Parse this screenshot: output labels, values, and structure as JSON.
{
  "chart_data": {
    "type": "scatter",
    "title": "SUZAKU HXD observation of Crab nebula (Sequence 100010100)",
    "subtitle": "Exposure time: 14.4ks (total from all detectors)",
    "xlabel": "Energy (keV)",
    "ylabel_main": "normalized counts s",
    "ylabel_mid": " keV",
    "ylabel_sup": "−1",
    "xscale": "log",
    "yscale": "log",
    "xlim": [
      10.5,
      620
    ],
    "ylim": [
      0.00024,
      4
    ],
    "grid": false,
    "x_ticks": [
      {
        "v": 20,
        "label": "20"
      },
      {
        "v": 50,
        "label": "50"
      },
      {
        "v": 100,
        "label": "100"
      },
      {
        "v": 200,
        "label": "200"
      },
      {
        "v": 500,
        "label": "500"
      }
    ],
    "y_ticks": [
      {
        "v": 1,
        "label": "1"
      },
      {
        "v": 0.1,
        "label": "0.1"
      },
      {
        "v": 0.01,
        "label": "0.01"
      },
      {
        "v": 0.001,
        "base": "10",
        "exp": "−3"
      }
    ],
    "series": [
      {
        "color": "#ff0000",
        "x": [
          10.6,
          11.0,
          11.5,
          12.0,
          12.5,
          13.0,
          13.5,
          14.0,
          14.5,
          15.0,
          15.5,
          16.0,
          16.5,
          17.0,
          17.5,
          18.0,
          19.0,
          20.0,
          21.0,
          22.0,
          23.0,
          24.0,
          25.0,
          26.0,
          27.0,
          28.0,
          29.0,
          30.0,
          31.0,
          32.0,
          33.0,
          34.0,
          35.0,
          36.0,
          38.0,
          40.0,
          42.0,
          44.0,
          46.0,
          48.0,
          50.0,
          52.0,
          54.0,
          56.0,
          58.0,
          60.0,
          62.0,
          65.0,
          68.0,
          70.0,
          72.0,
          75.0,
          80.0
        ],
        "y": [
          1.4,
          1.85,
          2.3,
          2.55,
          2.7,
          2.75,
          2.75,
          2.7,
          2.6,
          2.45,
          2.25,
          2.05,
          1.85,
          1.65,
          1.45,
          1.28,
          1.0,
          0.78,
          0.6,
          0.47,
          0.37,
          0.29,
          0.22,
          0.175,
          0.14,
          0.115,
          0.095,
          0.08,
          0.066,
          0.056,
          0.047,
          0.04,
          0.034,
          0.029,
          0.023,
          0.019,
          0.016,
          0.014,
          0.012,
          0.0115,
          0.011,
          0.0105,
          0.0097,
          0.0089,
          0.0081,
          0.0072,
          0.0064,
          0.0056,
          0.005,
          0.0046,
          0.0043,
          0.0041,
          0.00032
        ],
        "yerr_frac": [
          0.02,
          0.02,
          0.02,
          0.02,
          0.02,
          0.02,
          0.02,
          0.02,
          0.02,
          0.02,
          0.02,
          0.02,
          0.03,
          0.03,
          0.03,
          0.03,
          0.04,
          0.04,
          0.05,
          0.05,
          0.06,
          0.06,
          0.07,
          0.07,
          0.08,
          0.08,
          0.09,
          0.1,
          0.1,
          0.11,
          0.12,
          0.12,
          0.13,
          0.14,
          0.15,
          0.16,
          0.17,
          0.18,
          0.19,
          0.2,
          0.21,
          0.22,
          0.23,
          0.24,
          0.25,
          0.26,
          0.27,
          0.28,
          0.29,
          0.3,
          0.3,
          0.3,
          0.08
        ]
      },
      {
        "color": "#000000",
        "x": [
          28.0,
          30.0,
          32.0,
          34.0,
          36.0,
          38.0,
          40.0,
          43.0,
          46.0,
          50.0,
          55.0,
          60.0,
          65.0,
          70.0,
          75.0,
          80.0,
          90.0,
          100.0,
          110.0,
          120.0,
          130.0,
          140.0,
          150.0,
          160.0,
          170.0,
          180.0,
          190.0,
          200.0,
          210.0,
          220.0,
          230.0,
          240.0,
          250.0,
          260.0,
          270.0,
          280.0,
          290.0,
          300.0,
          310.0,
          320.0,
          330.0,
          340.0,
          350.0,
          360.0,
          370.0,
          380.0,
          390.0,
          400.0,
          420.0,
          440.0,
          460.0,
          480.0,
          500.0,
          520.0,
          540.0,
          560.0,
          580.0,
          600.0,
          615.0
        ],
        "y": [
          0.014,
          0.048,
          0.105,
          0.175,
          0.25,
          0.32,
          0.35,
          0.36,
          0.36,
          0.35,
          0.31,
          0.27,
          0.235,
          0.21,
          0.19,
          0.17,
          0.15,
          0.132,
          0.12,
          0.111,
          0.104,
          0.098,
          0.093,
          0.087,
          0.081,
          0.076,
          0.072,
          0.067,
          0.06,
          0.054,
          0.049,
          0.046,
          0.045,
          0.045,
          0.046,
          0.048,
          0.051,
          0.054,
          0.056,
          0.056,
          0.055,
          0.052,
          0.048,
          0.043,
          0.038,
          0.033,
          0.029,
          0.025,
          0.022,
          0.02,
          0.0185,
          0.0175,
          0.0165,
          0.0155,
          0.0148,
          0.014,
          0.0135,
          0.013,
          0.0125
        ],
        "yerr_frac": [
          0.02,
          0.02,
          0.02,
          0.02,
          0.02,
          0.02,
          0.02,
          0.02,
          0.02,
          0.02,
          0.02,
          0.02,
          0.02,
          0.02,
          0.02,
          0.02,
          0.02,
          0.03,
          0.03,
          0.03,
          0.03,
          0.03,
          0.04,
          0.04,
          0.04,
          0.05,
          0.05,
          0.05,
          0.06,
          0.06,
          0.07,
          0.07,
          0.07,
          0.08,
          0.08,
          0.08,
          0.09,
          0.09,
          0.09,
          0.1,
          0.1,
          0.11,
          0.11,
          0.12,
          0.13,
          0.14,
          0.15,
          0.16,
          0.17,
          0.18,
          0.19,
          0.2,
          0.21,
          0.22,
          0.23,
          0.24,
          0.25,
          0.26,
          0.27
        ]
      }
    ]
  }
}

- Task description -
Make an exact copy of every entry.

- Result of the exercise -
Parse this screenshot: output labels, values, and structure as JSON.
{
  "chart_data": {
    "type": "scatter",
    "title": "SUZAKU HXD observation of Crab nebula (Sequence 100010100)",
    "subtitle": "Exposure time: 14.4ks (total from all detectors)",
    "xlabel": "Energy (keV)",
    "ylabel_main": "normalized counts s",
    "ylabel_mid": " keV",
    "ylabel_sup": "−1",
    "xscale": "log",
    "yscale": "log",
    "xlim": [
      10.5,
      620
    ],
    "ylim": [
      0.00024,
      4
    ],
    "grid": false,
    "x_ticks": [
      {
        "v": 20,
        "label": "20"
      },
      {
        "v": 50,
        "label": "50"
      },
      {
        "v": 100,
        "label": "100"
      },
      {
        "v": 200,
        "label": "200"
      },
      {
        "v": 500,
        "label": "500"
      }
    ],
    "y_ticks": [
      {
        "v": 1,
        "label": "1"
      },
      {
        "v": 0.1,
        "label": "0.1"
      },
      {
        "v": 0.01,
        "label": "0.01"
      },
      {
        "v": 0.001,
        "base": "10",
        "exp": "−3"
      }
    ],
    "series": [
      {
        "color": "#ff0000",
        "x": [
          10.6,
          11.0,
          11.5,
          12.0,
          12.5,
          13.0,
          13.5,
          14.0,
          14.5,
          15.0,
          15.5,
          16.0,
          16.5,
          17.0,
          17.5,
          18.0,
          19.0,
          20.0,
          21.0,
          22.0,
          23.0,
          24.0,
          25.0,
          26.0,
          27.0,
          28.0,
          29.0,
          30.0,
          31.0,
          32.0,
          33.0,
          34.0,
          35.0,
          36.0,
          38.0,
          40.0,
          42.0,
          44.0,
          46.0,
          48.0,
          50.0,
          52.0,
          54.0,
          56.0,
          58.0,
          60.0,
          62.0,
          65.0,
          68.0,
          70.0,
          72.0,
          75.0,
          80.0
        ],
        "y": [
          1.4,
          1.85,
          2.3,
          2.55,
          2.7,
          2.75,
          2.75,
          2.7,
          2.6,
          2.45,
          2.25,
          2.05,
          1.85,
          1.65,
          1.45,
          1.28,
          1.0,
          0.78,
          0.6,
          0.47,
          0.37,
          0.29,
          0.22,
          0.175,
          0.14,
          0.115,
          0.095,
          0.08,
          0.066,
          0.056,
          0.047,
          0.04,
          0.034,
          0.029,
          0.023,
          0.019,
          0.016,
          0.014,
          0.012,
          0.0115,
          0.011,
          0.0105,
          0.0097,
          0.0089,
          0.0081,
          0.0072,
          0.0064,
          0.0056,
          0.005,
          0.0046,
          0.0043,
          0.0041,
          0.00032
        ],
        "yerr_frac": [
          0.02,
          0.02,
          0.02,
          0.02,
          0.02,
          0.02,
          0.02,
          0.02,
          0.02,
          0.02,
          0.02,
          0.02,
          0.03,
          0.03,
          0.03,
          0.03,
          0.04,
          0.04,
          0.05,
          0.05,
          0.06,
          0.06,
          0.07,
          0.07,
          0.08,
          0.08,
          0.09,
          0.1,
          0.1,
          0.11,
          0.12,
          0.12,
          0.13,
          0.14,
          0.15,
          0.16,
          0.17,
          0.18,
          0.19,
          0.2,
          0.21,
          0.22,
          0.23,
          0.24,
          0.25,
          0.26,
          0.27,
          0.28,
          0.29,
          0.3,
          0.3,
          0.3,
          0.08
        ]
      },
      {
        "color": "#000000",
        "x": [
          28.0,
          30.0,
          32.0,
          34.0,
          36.0,
          38.0,
          40.0,
          43.0,
          46.0,
          50.0,
          55.0,
          60.0,
          65.0,
          70.0,
          75.0,
          80.0,
          90.0,
          100.0,
          110.0,
          120.0,
          130.0,
          140.0,
          150.0,
          160.0,
          170.0,
          180.0,
          190.0,
          200.0,
          210.0,
          220.0,
          230.0,
          240.0,
          250.0,
          260.0,
          270.0,
          280.0,
          290.0,
          300.0,
          310.0,
          320.0,
          330.0,
          340.0,
          350.0,
          360.0,
          370.0,
          380.0,
          390.0,
          400.0,
          420.0,
          440.0,
          460.0,
          480.0,
          500.0,
          520.0,
          540.0,
          560.0,
          580.0,
          600.0,
          615.0
        ],
        "y": [
          0.014,
          0.048,
          0.105,
          0.175,
          0.25,
          0.32,
          0.35,
          0.36,
          0.36,
          0.35,
          0.31,
          0.27,
          0.235,
          0.21,
          0.19,
          0.17,
          0.15,
          0.132,
          0.12,
          0.111,
          0.104,
          0.098,
          0.093,
          0.087,
          0.081,
          0.076,
          0.072,
          0.067,
          0.06,
          0.054,
          0.049,
          0.046,
          0.045,
          0.045,
          0.046,
          0.048,
          0.051,
          0.054,
          0.056,
          0.056,
          0.055,
          0.052,
          0.048,
          0.043,
          0.038,
          0.033,
          0.029,
          0.025,
          0.022,
          0.02,
          0.0185,
          0.0175,
          0.0165,
          0.0155,
          0.0148,
          0.014,
          0.0135,
          0.013,
          0.0125
        ],
        "yerr_frac": [
          0.02,
          0.02,
          0.02,
          0.02,
          0.02,
          0.02,
          0.02,
          0.02,
          0.02,
          0.02,
          0.02,
          0.02,
          0.02,
          0.02,
          0.02,
          0.02,
          0.02,
          0.03,
          0.03,
          0.03,
          0.03,
          0.03,
          0.04,
          0.04,
          0.04,
          0.05,
          0.05,
          0.05,
          0.06,
          0.06,
          0.07,
          0.07,
          0.07,
          0.08,
          0.08,
          0.08,
          0.09,
          0.09,
          0.09,
          0.1,
          0.1,
          0.11,
          0.11,
          0.12,
          0.13,
          0.14,
          0.15,
          0.16,
          0.17,
          0.18,
          0.19,
          0.2,
          0.21,
          0.22,
          0.23,
          0.24,
          0.25,
          0.26,
          0.27
        ]
      }
    ]
  }
}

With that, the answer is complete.